→ **ENTRIES PROVIDED**
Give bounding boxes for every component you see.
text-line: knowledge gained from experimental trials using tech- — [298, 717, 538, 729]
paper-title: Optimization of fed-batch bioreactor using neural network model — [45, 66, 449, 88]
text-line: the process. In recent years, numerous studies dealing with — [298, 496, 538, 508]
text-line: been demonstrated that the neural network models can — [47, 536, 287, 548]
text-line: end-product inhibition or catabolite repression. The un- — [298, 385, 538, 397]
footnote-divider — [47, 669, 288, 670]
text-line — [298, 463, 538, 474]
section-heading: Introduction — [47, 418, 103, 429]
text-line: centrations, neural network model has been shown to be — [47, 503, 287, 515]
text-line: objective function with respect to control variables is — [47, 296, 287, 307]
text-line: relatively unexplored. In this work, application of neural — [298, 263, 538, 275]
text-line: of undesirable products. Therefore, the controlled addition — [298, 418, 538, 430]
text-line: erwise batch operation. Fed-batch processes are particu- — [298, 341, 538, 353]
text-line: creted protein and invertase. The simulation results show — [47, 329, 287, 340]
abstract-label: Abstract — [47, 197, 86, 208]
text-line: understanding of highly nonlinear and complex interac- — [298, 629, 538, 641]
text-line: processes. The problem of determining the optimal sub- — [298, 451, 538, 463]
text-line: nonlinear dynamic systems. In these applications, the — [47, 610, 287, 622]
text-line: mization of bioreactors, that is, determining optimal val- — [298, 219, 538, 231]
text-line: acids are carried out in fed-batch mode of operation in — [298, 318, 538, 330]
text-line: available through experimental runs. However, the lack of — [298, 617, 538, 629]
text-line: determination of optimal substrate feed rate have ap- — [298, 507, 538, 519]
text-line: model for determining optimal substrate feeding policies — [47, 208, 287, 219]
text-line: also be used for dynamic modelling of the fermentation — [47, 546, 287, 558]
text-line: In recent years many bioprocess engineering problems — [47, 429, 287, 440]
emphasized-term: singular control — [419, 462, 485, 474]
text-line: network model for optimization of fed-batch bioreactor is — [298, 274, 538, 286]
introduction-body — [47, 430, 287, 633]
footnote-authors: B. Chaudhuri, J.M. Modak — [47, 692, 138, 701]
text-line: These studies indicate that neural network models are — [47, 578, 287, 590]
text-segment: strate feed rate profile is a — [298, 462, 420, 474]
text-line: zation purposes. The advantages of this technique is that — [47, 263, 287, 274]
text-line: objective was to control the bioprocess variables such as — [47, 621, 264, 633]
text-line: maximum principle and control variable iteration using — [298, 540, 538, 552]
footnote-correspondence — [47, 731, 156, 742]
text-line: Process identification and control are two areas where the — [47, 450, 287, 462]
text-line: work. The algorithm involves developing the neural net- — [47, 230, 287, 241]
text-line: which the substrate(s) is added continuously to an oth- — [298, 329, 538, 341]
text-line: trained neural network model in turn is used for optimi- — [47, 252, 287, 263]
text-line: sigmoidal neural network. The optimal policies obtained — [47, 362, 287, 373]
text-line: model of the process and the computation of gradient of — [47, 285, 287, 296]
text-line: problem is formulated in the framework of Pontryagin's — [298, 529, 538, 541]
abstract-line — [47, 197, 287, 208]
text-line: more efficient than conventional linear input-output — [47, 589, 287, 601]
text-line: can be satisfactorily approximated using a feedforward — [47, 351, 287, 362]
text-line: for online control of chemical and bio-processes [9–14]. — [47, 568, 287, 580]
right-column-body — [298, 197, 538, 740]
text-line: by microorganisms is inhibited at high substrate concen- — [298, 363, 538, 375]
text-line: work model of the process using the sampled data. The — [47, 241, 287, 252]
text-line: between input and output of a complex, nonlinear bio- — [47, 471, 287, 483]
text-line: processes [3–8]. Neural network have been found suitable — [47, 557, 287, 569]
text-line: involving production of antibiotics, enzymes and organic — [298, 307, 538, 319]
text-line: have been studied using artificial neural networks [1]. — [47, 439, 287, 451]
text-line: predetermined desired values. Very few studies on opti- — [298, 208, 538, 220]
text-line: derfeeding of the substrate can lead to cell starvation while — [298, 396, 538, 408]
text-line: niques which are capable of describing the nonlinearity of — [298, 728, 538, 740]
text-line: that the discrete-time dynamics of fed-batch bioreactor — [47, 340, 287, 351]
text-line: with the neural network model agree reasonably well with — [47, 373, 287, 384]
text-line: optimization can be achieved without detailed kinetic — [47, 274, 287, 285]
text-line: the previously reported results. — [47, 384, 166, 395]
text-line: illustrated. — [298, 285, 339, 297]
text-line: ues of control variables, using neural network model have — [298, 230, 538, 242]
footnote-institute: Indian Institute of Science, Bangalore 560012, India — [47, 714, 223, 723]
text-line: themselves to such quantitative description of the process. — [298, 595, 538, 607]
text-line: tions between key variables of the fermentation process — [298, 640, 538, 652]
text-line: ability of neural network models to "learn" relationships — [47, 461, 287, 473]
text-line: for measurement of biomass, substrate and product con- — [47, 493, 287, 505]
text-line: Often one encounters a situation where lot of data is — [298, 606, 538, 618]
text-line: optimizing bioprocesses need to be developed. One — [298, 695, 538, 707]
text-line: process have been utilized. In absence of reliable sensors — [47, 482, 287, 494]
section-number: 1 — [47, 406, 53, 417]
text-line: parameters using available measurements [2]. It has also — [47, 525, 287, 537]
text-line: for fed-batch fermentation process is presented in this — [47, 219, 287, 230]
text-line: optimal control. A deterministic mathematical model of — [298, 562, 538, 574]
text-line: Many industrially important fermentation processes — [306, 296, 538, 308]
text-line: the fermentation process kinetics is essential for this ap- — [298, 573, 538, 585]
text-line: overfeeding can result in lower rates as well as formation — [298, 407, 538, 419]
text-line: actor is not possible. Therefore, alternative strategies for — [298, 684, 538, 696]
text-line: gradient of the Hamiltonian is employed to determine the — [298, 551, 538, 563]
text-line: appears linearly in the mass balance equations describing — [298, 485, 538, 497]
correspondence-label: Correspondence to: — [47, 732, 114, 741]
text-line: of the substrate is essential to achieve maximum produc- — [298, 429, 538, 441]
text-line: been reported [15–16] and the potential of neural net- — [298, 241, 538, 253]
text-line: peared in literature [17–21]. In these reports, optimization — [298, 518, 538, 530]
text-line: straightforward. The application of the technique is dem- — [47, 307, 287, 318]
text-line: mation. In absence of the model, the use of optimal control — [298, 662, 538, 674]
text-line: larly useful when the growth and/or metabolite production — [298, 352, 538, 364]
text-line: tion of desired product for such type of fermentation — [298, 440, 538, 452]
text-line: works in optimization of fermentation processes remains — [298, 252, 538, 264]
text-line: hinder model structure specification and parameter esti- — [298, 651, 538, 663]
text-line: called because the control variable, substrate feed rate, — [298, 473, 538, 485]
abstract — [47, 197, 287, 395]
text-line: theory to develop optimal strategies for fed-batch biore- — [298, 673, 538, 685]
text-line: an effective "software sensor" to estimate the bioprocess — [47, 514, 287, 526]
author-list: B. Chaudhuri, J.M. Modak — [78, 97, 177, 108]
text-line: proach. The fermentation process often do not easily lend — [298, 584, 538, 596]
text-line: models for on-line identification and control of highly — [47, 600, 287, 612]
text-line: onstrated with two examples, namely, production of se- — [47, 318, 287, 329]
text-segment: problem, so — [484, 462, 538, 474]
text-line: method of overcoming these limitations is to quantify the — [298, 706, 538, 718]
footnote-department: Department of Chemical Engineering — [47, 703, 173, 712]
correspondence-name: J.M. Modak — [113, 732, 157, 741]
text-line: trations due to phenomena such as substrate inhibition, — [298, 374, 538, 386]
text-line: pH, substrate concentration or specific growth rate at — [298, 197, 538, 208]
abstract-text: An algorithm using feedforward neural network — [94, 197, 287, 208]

→ **ACTIVITY**
Retype the whole listing above exactly as it appears.

→ **SOLUTION TO THIS TASK**
Give bounding boxes for every component you see.
text-line: knowledge gained from experimental trials using tech- — [298, 717, 538, 729]
paper-title: Optimization of fed-batch bioreactor using neural network model — [45, 66, 449, 88]
text-line: the process. In recent years, numerous studies dealing with — [298, 496, 538, 508]
text-line: been demonstrated that the neural network models can — [47, 536, 287, 548]
text-line: end-product inhibition or catabolite repression. The un- — [298, 385, 538, 397]
footnote-divider — [47, 669, 288, 670]
text-line — [298, 463, 538, 474]
section-heading: Introduction — [47, 418, 103, 429]
text-line: centrations, neural network model has been shown to be — [47, 503, 287, 515]
text-line: objective function with respect to control variables is — [47, 296, 287, 307]
text-line: relatively unexplored. In this work, application of neural — [298, 263, 538, 275]
text-line: of undesirable products. Therefore, the controlled addition — [298, 418, 538, 430]
text-line: erwise batch operation. Fed-batch processes are particu- — [298, 341, 538, 353]
text-line: creted protein and invertase. The simulation results show — [47, 329, 287, 340]
abstract-label: Abstract — [47, 197, 86, 208]
text-line: understanding of highly nonlinear and complex interac- — [298, 629, 538, 641]
text-line: processes. The problem of determining the optimal sub- — [298, 451, 538, 463]
text-line: nonlinear dynamic systems. In these applications, the — [47, 610, 287, 622]
text-line: mization of bioreactors, that is, determining optimal val- — [298, 219, 538, 231]
text-line: acids are carried out in fed-batch mode of operation in — [298, 318, 538, 330]
text-line: available through experimental runs. However, the lack of — [298, 617, 538, 629]
text-line: determination of optimal substrate feed rate have ap- — [298, 507, 538, 519]
text-line: model for determining optimal substrate feeding policies — [47, 208, 287, 219]
text-line: also be used for dynamic modelling of the fermentation — [47, 546, 287, 558]
text-line: In recent years many bioprocess engineering problems — [47, 429, 287, 440]
emphasized-term: singular control — [419, 462, 485, 474]
text-line: network model for optimization of fed-batch bioreactor is — [298, 274, 538, 286]
introduction-body — [47, 430, 287, 633]
footnote-authors: B. Chaudhuri, J.M. Modak — [47, 692, 138, 701]
text-line: These studies indicate that neural network models are — [47, 578, 287, 590]
text-segment: strate feed rate profile is a — [298, 462, 420, 474]
text-line: zation purposes. The advantages of this technique is that — [47, 263, 287, 274]
text-line: objective was to control the bioprocess variables such as — [47, 621, 264, 633]
text-line: maximum principle and control variable iteration using — [298, 540, 538, 552]
footnote-correspondence — [47, 731, 156, 742]
text-line: Process identification and control are two areas where the — [47, 450, 287, 462]
text-line: work. The algorithm involves developing the neural net- — [47, 230, 287, 241]
text-line: which the substrate(s) is added continuously to an oth- — [298, 329, 538, 341]
text-line: trained neural network model in turn is used for optimi- — [47, 252, 287, 263]
text-line: sigmoidal neural network. The optimal policies obtained — [47, 362, 287, 373]
text-line: model of the process and the computation of gradient of — [47, 285, 287, 296]
text-line: problem is formulated in the framework of Pontryagin's — [298, 529, 538, 541]
abstract-line — [47, 197, 287, 208]
text-line: more efficient than conventional linear input-output — [47, 589, 287, 601]
text-line: can be satisfactorily approximated using a feedforward — [47, 351, 287, 362]
text-line: for online control of chemical and bio-processes [9–14]. — [47, 568, 287, 580]
right-column-body — [298, 197, 538, 740]
text-line: by microorganisms is inhibited at high substrate concen- — [298, 363, 538, 375]
text-line: work model of the process using the sampled data. The — [47, 241, 287, 252]
text-line: between input and output of a complex, nonlinear bio- — [47, 471, 287, 483]
text-line: processes [3–8]. Neural network have been found suitable — [47, 557, 287, 569]
text-line: involving production of antibiotics, enzymes and organic — [298, 307, 538, 319]
text-line: have been studied using artificial neural networks [1]. — [47, 439, 287, 451]
text-line: predetermined desired values. Very few studies on opti- — [298, 208, 538, 220]
text-line: derfeeding of the substrate can lead to cell starvation while — [298, 396, 538, 408]
text-line: niques which are capable of describing the nonlinearity of — [298, 728, 538, 740]
text-line: that the discrete-time dynamics of fed-batch bioreactor — [47, 340, 287, 351]
text-line: with the neural network model agree reasonably well with — [47, 373, 287, 384]
text-line: optimization can be achieved without detailed kinetic — [47, 274, 287, 285]
text-line: the previously reported results. — [47, 384, 166, 395]
text-line: illustrated. — [298, 285, 339, 297]
text-line: ues of control variables, using neural network model have — [298, 230, 538, 242]
footnote-institute: Indian Institute of Science, Bangalore 560012, India — [47, 714, 223, 723]
text-line: themselves to such quantitative description of the process. — [298, 595, 538, 607]
text-line: tions between key variables of the fermentation process — [298, 640, 538, 652]
text-line: ability of neural network models to "learn" relationships — [47, 461, 287, 473]
text-line: for measurement of biomass, substrate and product con- — [47, 493, 287, 505]
text-line: Often one encounters a situation where lot of data is — [298, 606, 538, 618]
text-line: optimizing bioprocesses need to be developed. One — [298, 695, 538, 707]
text-line: process have been utilized. In absence of reliable sensors — [47, 482, 287, 494]
section-number: 1 — [47, 406, 53, 417]
text-line: parameters using available measurements [2]. It has also — [47, 525, 287, 537]
text-line: for fed-batch fermentation process is presented in this — [47, 219, 287, 230]
text-line: optimal control. A deterministic mathematical model of — [298, 562, 538, 574]
text-line: Many industrially important fermentation processes — [306, 296, 538, 308]
text-line: the fermentation process kinetics is essential for this ap- — [298, 573, 538, 585]
text-line: overfeeding can result in lower rates as well as formation — [298, 407, 538, 419]
text-line: actor is not possible. Therefore, alternative strategies for — [298, 684, 538, 696]
text-line: gradient of the Hamiltonian is employed to determine the — [298, 551, 538, 563]
text-line: appears linearly in the mass balance equations describing — [298, 485, 538, 497]
correspondence-label: Correspondence to: — [47, 732, 114, 741]
text-line: of the substrate is essential to achieve maximum produc- — [298, 429, 538, 441]
text-line: been reported [15–16] and the potential of neural net- — [298, 241, 538, 253]
text-line: peared in literature [17–21]. In these reports, optimization — [298, 518, 538, 530]
text-line: straightforward. The application of the technique is dem- — [47, 307, 287, 318]
text-line: mation. In absence of the model, the use of optimal control — [298, 662, 538, 674]
text-line: larly useful when the growth and/or metabolite production — [298, 352, 538, 364]
text-line: tion of desired product for such type of fermentation — [298, 440, 538, 452]
text-line: works in optimization of fermentation processes remains — [298, 252, 538, 264]
text-line: hinder model structure specification and parameter esti- — [298, 651, 538, 663]
text-line: called because the control variable, substrate feed rate, — [298, 473, 538, 485]
abstract — [47, 197, 287, 395]
text-line: theory to develop optimal strategies for fed-batch biore- — [298, 673, 538, 685]
text-line: an effective "software sensor" to estimate the bioprocess — [47, 514, 287, 526]
author-list: B. Chaudhuri, J.M. Modak — [78, 97, 177, 108]
text-line: proach. The fermentation process often do not easily lend — [298, 584, 538, 596]
text-line: models for on-line identification and control of highly — [47, 600, 287, 612]
text-line: onstrated with two examples, namely, production of se- — [47, 318, 287, 329]
text-segment: problem, so — [484, 462, 538, 474]
text-line: method of overcoming these limitations is to quantify the — [298, 706, 538, 718]
footnote-department: Department of Chemical Engineering — [47, 703, 173, 712]
correspondence-name: J.M. Modak — [113, 732, 157, 741]
text-line: trations due to phenomena such as substrate inhibition, — [298, 374, 538, 386]
text-line: pH, substrate concentration or specific growth rate at — [298, 197, 538, 208]
abstract-text: An algorithm using feedforward neural network — [94, 197, 287, 208]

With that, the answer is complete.